The exercise: Return every line of the data below that includes the string "title".

— BEGIN Entries provided —

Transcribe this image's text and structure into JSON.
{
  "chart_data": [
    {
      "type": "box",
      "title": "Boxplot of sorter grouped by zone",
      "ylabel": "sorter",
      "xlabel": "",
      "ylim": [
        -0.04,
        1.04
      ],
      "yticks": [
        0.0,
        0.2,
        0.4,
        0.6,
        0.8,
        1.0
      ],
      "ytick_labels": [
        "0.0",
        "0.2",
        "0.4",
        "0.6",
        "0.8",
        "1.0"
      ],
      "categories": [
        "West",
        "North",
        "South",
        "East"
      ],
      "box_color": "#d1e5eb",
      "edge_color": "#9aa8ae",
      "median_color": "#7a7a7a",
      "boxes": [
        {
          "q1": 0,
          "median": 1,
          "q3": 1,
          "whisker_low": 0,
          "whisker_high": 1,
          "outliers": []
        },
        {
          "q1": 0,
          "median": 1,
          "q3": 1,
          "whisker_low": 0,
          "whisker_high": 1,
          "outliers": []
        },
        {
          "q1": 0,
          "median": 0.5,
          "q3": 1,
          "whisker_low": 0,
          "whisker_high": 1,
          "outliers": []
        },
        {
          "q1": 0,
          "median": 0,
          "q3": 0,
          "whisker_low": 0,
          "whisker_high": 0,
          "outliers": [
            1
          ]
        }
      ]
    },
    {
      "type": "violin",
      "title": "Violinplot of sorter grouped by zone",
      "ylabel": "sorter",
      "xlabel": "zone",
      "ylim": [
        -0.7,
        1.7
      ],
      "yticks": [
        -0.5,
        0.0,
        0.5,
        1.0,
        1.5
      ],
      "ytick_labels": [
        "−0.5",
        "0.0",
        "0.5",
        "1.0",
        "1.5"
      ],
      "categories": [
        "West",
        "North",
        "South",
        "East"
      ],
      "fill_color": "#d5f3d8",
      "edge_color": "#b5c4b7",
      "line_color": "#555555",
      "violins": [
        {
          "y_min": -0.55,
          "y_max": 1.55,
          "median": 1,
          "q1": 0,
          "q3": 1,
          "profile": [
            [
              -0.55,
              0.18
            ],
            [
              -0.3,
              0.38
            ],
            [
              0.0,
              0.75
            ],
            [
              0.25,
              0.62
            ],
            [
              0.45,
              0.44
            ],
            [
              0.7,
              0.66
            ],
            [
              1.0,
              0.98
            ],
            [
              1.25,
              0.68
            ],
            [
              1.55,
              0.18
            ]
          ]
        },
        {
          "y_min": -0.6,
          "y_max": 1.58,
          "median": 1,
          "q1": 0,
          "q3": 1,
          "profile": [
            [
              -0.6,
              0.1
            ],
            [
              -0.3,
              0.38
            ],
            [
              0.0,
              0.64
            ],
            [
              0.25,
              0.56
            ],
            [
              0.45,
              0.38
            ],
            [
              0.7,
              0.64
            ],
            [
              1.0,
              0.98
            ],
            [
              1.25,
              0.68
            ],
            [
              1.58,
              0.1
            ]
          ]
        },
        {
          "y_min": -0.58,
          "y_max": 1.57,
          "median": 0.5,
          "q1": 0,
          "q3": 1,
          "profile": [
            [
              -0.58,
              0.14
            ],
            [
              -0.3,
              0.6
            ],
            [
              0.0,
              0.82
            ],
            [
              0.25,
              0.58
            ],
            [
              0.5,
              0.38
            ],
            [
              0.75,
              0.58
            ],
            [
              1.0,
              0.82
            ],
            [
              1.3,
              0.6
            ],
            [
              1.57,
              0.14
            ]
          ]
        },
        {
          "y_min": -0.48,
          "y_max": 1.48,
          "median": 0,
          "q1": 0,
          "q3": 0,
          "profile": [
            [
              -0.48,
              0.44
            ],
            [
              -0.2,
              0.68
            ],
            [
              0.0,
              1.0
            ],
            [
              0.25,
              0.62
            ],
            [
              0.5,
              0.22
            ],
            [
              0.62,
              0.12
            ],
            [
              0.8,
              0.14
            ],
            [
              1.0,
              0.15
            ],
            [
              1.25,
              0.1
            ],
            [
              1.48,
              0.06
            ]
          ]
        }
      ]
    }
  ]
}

— END Entries provided —

Answer:
      "title": "Boxplot of sorter grouped by zone",
      "title": "Violinplot of sorter grouped by zone",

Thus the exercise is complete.